== REQUEST ==
Your task is to copy the material exactly.

>>>

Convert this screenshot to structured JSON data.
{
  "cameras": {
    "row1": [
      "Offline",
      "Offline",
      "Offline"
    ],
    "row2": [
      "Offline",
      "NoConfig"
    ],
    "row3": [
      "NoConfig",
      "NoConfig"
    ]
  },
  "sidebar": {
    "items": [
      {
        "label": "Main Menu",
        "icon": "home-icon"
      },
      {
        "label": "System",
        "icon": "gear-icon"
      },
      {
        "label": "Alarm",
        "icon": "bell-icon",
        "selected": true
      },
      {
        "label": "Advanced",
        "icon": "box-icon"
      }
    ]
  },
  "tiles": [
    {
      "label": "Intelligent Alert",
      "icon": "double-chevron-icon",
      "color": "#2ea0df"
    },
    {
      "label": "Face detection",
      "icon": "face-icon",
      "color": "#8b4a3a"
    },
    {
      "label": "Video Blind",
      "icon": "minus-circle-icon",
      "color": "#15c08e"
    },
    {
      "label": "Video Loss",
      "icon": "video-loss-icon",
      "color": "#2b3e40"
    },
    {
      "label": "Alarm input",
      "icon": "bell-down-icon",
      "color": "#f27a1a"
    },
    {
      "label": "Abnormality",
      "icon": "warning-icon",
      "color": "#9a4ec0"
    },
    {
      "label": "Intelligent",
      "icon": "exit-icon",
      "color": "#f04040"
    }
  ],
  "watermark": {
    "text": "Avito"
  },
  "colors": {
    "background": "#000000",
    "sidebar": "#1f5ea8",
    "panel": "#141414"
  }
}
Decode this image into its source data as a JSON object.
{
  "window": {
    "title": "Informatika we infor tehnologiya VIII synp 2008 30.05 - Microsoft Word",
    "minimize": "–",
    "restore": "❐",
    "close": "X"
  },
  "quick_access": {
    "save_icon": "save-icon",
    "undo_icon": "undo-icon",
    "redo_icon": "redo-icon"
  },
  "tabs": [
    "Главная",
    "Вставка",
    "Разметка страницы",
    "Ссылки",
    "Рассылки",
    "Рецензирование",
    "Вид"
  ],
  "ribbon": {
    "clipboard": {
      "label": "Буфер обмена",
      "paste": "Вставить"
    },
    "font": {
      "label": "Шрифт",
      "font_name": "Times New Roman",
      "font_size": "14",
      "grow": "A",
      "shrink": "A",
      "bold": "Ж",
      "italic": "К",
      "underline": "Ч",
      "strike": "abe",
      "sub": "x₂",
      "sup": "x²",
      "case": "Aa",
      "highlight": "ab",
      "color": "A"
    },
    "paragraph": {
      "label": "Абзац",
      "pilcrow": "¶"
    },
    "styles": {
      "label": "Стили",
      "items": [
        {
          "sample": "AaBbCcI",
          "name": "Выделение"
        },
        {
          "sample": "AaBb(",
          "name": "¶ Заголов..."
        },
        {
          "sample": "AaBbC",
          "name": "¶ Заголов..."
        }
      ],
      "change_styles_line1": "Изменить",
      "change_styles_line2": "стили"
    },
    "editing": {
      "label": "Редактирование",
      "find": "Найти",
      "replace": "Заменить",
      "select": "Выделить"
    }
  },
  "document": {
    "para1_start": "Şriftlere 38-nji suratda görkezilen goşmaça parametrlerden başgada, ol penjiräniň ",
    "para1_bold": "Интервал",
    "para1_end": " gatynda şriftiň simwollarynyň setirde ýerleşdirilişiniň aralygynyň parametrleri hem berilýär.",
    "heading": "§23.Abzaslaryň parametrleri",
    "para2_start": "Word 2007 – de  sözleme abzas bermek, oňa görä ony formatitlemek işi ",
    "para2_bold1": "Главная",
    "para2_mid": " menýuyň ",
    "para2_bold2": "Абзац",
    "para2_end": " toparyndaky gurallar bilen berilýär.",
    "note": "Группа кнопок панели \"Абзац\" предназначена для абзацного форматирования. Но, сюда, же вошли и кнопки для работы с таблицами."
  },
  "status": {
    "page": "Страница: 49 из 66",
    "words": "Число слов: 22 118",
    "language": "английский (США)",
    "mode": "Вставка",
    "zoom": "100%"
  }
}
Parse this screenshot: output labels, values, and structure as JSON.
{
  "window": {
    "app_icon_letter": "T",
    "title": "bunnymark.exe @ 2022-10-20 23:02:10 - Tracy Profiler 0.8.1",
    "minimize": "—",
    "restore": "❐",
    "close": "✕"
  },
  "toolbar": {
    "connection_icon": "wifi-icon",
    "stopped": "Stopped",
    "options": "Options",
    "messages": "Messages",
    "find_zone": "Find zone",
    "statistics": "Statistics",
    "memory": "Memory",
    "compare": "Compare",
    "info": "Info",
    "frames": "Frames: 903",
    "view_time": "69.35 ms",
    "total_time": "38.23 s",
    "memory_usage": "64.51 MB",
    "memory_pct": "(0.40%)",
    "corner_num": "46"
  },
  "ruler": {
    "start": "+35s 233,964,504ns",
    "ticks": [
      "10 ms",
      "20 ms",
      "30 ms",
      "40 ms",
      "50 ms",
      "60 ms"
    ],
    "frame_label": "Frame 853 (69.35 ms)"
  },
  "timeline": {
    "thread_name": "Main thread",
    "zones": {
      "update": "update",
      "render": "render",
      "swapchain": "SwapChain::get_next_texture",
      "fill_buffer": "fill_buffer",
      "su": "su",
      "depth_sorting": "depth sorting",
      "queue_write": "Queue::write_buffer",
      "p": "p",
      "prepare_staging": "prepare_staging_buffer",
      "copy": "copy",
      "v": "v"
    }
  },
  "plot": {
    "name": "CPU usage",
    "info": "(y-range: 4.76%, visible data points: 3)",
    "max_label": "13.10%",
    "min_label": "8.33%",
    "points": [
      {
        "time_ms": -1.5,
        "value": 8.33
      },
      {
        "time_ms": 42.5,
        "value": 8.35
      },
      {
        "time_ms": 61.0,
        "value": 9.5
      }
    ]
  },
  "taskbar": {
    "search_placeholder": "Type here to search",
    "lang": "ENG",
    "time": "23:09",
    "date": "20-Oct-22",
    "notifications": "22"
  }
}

<<<

== SOLUTION TO THIS TASK ==
Convert this screenshot to structured JSON data.
{
  "cameras": {
    "row1": [
      "Offline",
      "Offline",
      "Offline"
    ],
    "row2": [
      "Offline",
      "NoConfig"
    ],
    "row3": [
      "NoConfig",
      "NoConfig"
    ]
  },
  "sidebar": {
    "items": [
      {
        "label": "Main Menu",
        "icon": "home-icon"
      },
      {
        "label": "System",
        "icon": "gear-icon"
      },
      {
        "label": "Alarm",
        "icon": "bell-icon",
        "selected": true
      },
      {
        "label": "Advanced",
        "icon": "box-icon"
      }
    ]
  },
  "tiles": [
    {
      "label": "Intelligent Alert",
      "icon": "double-chevron-icon",
      "color": "#2ea0df"
    },
    {
      "label": "Face detection",
      "icon": "face-icon",
      "color": "#8b4a3a"
    },
    {
      "label": "Video Blind",
      "icon": "minus-circle-icon",
      "color": "#15c08e"
    },
    {
      "label": "Video Loss",
      "icon": "video-loss-icon",
      "color": "#2b3e40"
    },
    {
      "label": "Alarm input",
      "icon": "bell-down-icon",
      "color": "#f27a1a"
    },
    {
      "label": "Abnormality",
      "icon": "warning-icon",
      "color": "#9a4ec0"
    },
    {
      "label": "Intelligent",
      "icon": "exit-icon",
      "color": "#f04040"
    }
  ],
  "watermark": {
    "text": "Avito"
  },
  "colors": {
    "background": "#000000",
    "sidebar": "#1f5ea8",
    "panel": "#141414"
  }
}
Decode this image into its source data as a JSON object.
{
  "window": {
    "title": "Informatika we infor tehnologiya VIII synp 2008 30.05 - Microsoft Word",
    "minimize": "–",
    "restore": "❐",
    "close": "X"
  },
  "quick_access": {
    "save_icon": "save-icon",
    "undo_icon": "undo-icon",
    "redo_icon": "redo-icon"
  },
  "tabs": [
    "Главная",
    "Вставка",
    "Разметка страницы",
    "Ссылки",
    "Рассылки",
    "Рецензирование",
    "Вид"
  ],
  "ribbon": {
    "clipboard": {
      "label": "Буфер обмена",
      "paste": "Вставить"
    },
    "font": {
      "label": "Шрифт",
      "font_name": "Times New Roman",
      "font_size": "14",
      "grow": "A",
      "shrink": "A",
      "bold": "Ж",
      "italic": "К",
      "underline": "Ч",
      "strike": "abe",
      "sub": "x₂",
      "sup": "x²",
      "case": "Aa",
      "highlight": "ab",
      "color": "A"
    },
    "paragraph": {
      "label": "Абзац",
      "pilcrow": "¶"
    },
    "styles": {
      "label": "Стили",
      "items": [
        {
          "sample": "AaBbCcI",
          "name": "Выделение"
        },
        {
          "sample": "AaBb(",
          "name": "¶ Заголов..."
        },
        {
          "sample": "AaBbC",
          "name": "¶ Заголов..."
        }
      ],
      "change_styles_line1": "Изменить",
      "change_styles_line2": "стили"
    },
    "editing": {
      "label": "Редактирование",
      "find": "Найти",
      "replace": "Заменить",
      "select": "Выделить"
    }
  },
  "document": {
    "para1_start": "Şriftlere 38-nji suratda görkezilen goşmaça parametrlerden başgada, ol penjiräniň ",
    "para1_bold": "Интервал",
    "para1_end": " gatynda şriftiň simwollarynyň setirde ýerleşdirilişiniň aralygynyň parametrleri hem berilýär.",
    "heading": "§23.Abzaslaryň parametrleri",
    "para2_start": "Word 2007 – de  sözleme abzas bermek, oňa görä ony formatitlemek işi ",
    "para2_bold1": "Главная",
    "para2_mid": " menýuyň ",
    "para2_bold2": "Абзац",
    "para2_end": " toparyndaky gurallar bilen berilýär.",
    "note": "Группа кнопок панели \"Абзац\" предназначена для абзацного форматирования. Но, сюда, же вошли и кнопки для работы с таблицами."
  },
  "status": {
    "page": "Страница: 49 из 66",
    "words": "Число слов: 22 118",
    "language": "английский (США)",
    "mode": "Вставка",
    "zoom": "100%"
  }
}
Parse this screenshot: output labels, values, and structure as JSON.
{
  "window": {
    "app_icon_letter": "T",
    "title": "bunnymark.exe @ 2022-10-20 23:02:10 - Tracy Profiler 0.8.1",
    "minimize": "—",
    "restore": "❐",
    "close": "✕"
  },
  "toolbar": {
    "connection_icon": "wifi-icon",
    "stopped": "Stopped",
    "options": "Options",
    "messages": "Messages",
    "find_zone": "Find zone",
    "statistics": "Statistics",
    "memory": "Memory",
    "compare": "Compare",
    "info": "Info",
    "frames": "Frames: 903",
    "view_time": "69.35 ms",
    "total_time": "38.23 s",
    "memory_usage": "64.51 MB",
    "memory_pct": "(0.40%)",
    "corner_num": "46"
  },
  "ruler": {
    "start": "+35s 233,964,504ns",
    "ticks": [
      "10 ms",
      "20 ms",
      "30 ms",
      "40 ms",
      "50 ms",
      "60 ms"
    ],
    "frame_label": "Frame 853 (69.35 ms)"
  },
  "timeline": {
    "thread_name": "Main thread",
    "zones": {
      "update": "update",
      "render": "render",
      "swapchain": "SwapChain::get_next_texture",
      "fill_buffer": "fill_buffer",
      "su": "su",
      "depth_sorting": "depth sorting",
      "queue_write": "Queue::write_buffer",
      "p": "p",
      "prepare_staging": "prepare_staging_buffer",
      "copy": "copy",
      "v": "v"
    }
  },
  "plot": {
    "name": "CPU usage",
    "info": "(y-range: 4.76%, visible data points: 3)",
    "max_label": "13.10%",
    "min_label": "8.33%",
    "points": [
      {
        "time_ms": -1.5,
        "value": 8.33
      },
      {
        "time_ms": 42.5,
        "value": 8.35
      },
      {
        "time_ms": 61.0,
        "value": 9.5
      }
    ]
  },
  "taskbar": {
    "search_placeholder": "Type here to search",
    "lang": "ENG",
    "time": "23:09",
    "date": "20-Oct-22",
    "notifications": "22"
  }
}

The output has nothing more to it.